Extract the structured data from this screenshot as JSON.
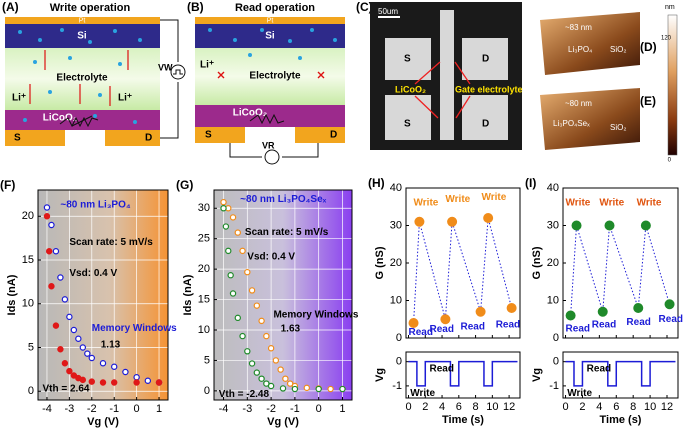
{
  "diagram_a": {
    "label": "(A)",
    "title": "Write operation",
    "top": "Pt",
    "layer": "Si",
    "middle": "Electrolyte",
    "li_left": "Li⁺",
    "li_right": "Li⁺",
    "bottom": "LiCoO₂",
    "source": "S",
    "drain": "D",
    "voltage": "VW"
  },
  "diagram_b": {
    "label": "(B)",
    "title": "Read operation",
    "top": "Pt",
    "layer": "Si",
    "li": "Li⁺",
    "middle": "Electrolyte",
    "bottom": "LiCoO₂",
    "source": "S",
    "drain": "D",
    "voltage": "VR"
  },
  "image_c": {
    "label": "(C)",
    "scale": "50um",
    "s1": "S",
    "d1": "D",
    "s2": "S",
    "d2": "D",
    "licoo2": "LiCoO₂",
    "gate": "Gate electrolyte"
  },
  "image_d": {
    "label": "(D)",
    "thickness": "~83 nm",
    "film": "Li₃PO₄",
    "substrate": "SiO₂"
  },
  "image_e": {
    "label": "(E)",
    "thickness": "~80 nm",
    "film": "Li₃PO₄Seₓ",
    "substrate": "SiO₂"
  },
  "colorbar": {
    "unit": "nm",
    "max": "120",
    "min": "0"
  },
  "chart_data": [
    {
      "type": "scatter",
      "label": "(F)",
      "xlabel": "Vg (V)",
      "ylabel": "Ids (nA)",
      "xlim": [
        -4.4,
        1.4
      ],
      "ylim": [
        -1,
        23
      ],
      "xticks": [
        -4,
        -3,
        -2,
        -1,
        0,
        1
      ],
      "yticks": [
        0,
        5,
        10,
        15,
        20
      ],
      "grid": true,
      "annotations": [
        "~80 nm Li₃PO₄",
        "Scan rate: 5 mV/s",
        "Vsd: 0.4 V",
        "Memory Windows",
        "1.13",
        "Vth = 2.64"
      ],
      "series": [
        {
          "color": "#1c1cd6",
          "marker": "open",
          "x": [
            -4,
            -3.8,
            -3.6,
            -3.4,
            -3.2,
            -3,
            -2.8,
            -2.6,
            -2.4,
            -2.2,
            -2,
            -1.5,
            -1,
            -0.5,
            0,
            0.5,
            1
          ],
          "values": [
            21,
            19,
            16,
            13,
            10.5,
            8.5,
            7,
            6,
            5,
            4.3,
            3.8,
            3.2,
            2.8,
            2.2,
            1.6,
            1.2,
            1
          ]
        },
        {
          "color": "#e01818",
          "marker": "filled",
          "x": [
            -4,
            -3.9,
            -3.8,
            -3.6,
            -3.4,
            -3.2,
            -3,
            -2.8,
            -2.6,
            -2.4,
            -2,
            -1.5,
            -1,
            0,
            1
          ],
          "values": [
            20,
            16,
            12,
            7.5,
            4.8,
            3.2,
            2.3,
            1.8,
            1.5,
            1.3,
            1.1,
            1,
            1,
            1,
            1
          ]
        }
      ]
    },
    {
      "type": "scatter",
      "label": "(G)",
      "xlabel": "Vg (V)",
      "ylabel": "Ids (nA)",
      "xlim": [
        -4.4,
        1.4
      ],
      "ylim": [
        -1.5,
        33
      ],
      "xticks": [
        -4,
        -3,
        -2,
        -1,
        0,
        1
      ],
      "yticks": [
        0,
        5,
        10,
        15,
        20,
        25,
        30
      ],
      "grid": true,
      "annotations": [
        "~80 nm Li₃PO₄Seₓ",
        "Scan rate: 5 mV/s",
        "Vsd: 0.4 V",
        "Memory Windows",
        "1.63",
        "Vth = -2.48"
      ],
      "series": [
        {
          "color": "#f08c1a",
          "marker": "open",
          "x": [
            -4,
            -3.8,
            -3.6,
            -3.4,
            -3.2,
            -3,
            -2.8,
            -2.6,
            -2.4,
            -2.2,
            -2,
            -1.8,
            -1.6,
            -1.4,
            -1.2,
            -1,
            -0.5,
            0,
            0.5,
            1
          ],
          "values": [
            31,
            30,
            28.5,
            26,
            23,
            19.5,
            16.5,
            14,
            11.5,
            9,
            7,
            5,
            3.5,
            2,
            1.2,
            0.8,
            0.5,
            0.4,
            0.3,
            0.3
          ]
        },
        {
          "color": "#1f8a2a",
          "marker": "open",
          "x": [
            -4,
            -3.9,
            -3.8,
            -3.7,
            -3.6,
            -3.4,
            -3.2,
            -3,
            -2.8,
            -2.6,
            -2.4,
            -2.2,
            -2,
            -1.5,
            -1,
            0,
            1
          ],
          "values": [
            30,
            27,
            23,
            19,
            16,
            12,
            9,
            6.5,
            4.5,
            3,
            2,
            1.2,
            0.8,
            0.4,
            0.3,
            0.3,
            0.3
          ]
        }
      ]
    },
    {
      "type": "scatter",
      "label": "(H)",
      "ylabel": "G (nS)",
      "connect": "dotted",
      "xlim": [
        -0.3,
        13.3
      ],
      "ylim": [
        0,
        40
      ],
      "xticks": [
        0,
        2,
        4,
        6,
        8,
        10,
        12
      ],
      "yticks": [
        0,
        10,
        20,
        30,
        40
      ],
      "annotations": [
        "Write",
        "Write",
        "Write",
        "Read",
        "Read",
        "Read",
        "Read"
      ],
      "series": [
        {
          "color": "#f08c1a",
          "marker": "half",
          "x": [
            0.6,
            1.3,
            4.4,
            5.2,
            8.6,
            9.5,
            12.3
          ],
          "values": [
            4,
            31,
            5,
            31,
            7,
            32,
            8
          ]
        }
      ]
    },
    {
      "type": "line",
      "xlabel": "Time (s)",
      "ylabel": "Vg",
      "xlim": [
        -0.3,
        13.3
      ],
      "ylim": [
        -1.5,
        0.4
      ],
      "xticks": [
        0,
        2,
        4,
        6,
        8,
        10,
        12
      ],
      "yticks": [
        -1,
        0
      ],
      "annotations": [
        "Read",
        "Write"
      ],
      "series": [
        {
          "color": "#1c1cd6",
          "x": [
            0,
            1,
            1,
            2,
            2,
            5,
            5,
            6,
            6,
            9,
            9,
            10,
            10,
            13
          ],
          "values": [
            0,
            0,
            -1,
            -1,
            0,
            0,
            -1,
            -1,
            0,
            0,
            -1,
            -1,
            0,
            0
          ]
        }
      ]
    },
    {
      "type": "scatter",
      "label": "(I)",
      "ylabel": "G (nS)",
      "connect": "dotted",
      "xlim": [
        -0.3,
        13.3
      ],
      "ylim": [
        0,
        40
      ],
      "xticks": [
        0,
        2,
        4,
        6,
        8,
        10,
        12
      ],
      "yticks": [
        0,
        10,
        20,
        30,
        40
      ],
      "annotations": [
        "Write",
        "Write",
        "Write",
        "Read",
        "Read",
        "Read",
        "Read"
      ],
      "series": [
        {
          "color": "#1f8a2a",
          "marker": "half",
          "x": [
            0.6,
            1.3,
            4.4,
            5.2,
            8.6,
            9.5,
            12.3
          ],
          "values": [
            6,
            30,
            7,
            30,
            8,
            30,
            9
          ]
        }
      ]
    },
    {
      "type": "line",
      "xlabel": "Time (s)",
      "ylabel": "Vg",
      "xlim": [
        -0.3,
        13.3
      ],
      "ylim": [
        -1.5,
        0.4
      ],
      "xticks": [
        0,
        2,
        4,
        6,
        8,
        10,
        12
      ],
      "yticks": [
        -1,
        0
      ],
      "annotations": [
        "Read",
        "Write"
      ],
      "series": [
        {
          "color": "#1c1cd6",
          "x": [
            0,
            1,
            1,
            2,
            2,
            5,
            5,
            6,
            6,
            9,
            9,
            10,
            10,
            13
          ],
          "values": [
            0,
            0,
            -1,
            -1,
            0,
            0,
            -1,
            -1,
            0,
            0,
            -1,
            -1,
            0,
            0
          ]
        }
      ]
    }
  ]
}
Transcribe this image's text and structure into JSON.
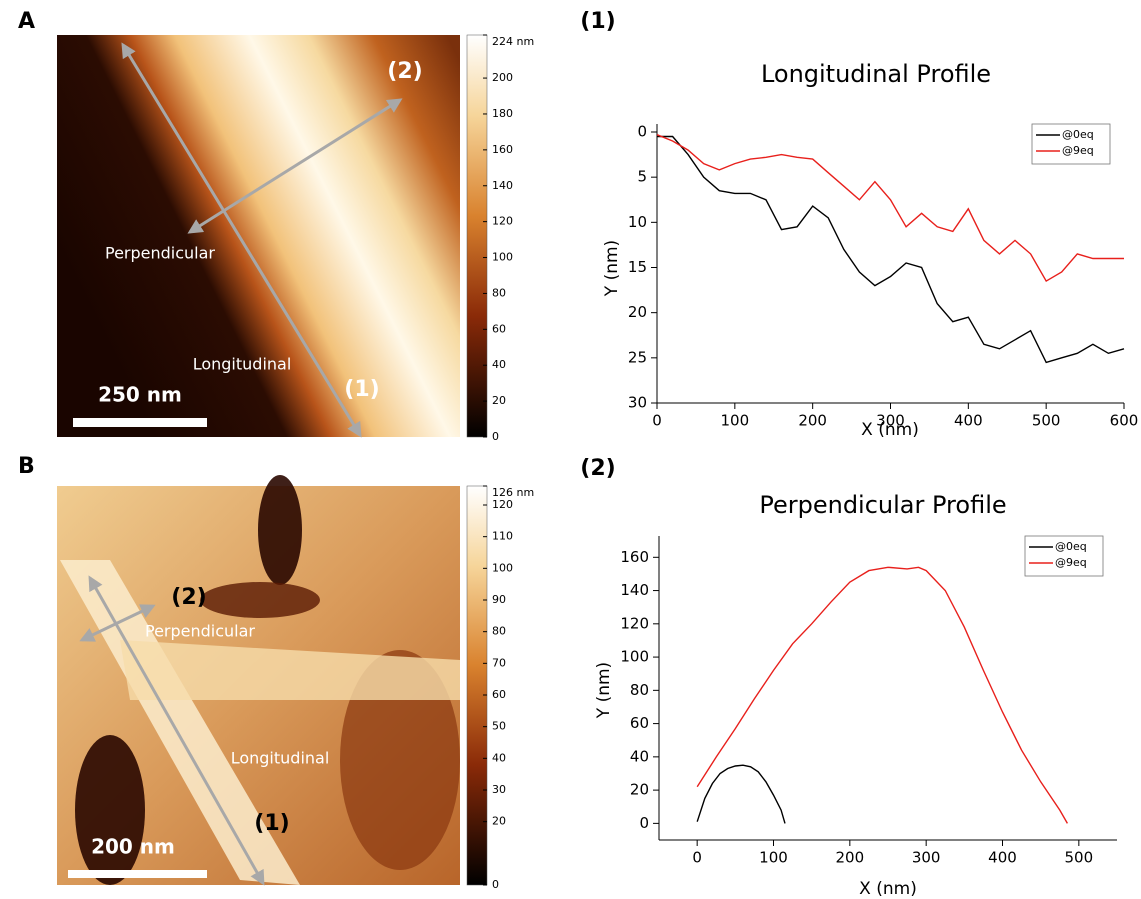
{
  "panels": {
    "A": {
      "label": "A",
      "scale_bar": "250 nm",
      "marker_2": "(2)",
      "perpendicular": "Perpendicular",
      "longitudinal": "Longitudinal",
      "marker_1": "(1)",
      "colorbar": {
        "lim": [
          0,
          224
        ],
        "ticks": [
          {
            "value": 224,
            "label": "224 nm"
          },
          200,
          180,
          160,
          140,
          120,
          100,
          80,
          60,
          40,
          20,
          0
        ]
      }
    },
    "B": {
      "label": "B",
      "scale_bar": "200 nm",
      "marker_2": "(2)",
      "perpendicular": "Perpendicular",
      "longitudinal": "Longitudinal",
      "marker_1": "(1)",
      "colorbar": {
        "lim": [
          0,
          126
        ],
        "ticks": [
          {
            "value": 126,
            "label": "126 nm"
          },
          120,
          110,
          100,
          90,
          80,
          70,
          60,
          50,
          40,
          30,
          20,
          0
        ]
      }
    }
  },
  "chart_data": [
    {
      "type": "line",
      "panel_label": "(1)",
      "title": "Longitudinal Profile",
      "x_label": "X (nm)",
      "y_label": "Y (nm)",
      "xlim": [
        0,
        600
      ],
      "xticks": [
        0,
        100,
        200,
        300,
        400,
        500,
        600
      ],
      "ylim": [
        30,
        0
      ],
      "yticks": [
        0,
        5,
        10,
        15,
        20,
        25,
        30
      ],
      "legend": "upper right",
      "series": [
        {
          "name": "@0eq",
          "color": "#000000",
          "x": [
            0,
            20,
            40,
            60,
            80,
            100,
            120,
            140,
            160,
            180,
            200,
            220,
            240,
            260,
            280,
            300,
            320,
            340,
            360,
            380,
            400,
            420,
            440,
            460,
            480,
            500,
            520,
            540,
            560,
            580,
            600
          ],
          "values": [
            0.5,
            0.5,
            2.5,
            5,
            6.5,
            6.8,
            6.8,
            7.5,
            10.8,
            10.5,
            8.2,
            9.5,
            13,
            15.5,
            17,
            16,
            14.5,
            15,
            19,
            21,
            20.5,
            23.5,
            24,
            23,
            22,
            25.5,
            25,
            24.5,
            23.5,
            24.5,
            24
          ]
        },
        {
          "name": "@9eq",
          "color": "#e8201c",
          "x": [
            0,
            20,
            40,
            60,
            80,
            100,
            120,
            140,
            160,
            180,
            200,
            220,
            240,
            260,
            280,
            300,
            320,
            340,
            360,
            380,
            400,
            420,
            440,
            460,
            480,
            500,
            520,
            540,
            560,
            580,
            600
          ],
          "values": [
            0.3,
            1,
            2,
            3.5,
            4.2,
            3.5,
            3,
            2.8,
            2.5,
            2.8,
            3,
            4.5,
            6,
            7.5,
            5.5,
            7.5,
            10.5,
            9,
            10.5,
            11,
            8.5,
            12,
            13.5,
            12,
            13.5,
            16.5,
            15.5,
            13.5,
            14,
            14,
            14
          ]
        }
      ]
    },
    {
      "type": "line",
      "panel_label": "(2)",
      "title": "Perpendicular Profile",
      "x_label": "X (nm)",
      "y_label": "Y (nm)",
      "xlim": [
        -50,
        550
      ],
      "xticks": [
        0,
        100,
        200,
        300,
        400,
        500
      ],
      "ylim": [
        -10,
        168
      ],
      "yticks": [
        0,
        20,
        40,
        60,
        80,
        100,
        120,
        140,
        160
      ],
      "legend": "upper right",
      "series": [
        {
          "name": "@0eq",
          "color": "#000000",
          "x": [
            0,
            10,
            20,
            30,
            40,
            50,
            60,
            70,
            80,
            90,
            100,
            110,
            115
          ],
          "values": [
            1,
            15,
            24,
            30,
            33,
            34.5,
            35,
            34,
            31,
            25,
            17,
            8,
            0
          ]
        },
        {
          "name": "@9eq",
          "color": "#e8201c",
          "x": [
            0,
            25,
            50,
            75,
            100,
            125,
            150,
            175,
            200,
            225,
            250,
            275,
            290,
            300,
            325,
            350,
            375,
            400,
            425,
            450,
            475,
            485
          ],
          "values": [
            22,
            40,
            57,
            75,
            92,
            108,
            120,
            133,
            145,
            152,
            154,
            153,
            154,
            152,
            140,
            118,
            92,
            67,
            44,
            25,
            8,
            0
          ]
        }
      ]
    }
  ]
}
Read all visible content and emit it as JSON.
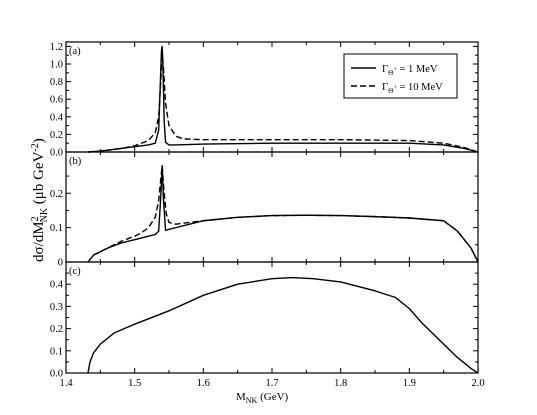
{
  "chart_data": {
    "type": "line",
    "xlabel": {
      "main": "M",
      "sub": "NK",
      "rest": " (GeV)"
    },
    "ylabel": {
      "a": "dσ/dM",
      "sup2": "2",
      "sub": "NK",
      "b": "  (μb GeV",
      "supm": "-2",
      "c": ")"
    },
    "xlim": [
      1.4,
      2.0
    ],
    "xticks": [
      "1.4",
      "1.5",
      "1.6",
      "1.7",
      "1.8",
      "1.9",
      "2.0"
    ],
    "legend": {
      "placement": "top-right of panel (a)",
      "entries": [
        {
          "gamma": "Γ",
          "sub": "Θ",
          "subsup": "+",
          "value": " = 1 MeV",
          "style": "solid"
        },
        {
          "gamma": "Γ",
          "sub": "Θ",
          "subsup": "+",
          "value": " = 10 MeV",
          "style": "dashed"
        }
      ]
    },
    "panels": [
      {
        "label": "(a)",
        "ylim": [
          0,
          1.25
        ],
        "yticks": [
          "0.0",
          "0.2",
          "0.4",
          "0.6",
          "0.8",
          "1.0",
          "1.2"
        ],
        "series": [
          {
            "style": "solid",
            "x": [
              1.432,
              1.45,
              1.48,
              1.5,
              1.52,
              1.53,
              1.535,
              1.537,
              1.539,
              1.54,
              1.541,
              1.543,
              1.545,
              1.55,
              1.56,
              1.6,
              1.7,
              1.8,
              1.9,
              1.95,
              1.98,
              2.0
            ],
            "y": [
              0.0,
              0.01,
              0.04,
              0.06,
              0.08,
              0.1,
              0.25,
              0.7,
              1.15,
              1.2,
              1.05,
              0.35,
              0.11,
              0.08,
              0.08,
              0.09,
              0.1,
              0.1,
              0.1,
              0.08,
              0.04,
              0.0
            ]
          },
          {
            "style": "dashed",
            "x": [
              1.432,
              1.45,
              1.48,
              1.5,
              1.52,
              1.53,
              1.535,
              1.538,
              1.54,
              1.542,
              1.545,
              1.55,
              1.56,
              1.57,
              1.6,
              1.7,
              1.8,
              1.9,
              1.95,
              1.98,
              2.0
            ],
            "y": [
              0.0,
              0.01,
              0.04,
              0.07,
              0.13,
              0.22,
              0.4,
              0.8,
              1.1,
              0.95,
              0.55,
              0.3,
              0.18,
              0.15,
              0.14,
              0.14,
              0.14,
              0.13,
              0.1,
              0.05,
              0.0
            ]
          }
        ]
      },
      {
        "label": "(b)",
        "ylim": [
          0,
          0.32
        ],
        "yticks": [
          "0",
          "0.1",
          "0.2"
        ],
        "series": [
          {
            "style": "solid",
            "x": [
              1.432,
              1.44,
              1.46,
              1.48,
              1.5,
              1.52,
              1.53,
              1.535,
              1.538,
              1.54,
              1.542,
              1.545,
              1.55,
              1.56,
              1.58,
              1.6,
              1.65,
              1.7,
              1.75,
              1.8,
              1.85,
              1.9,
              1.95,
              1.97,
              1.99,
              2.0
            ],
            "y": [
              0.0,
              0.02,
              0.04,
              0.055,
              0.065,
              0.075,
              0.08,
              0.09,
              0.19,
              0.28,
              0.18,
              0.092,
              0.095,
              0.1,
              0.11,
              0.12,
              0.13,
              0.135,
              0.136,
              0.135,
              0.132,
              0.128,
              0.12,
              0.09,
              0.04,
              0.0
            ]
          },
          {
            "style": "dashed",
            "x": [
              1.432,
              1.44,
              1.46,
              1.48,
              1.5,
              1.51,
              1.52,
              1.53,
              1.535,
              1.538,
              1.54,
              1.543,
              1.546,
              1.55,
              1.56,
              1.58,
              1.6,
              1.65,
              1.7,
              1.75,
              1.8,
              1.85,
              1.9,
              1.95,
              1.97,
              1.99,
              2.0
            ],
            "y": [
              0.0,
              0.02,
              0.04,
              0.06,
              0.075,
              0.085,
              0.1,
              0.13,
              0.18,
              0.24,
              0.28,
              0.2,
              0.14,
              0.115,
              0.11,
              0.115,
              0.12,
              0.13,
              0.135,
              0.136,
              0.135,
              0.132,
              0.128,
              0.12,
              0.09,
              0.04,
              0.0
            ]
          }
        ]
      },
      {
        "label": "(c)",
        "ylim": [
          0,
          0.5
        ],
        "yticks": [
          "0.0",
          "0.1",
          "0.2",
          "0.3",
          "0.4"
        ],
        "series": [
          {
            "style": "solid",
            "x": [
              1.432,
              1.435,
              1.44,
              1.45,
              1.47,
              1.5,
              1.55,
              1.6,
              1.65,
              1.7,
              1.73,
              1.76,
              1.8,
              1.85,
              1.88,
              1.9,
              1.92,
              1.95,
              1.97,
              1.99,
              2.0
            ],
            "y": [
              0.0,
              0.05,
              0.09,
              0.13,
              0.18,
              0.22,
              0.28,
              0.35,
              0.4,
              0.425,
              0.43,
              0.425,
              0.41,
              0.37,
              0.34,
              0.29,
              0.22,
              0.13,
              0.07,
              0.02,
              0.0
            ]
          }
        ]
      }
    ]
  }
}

## Written exercise
Which lines include the word "this"? List them all.

## Response
Extract the structured data from this screenshot as JSON.
Transcribe this image's text and structure into JSON.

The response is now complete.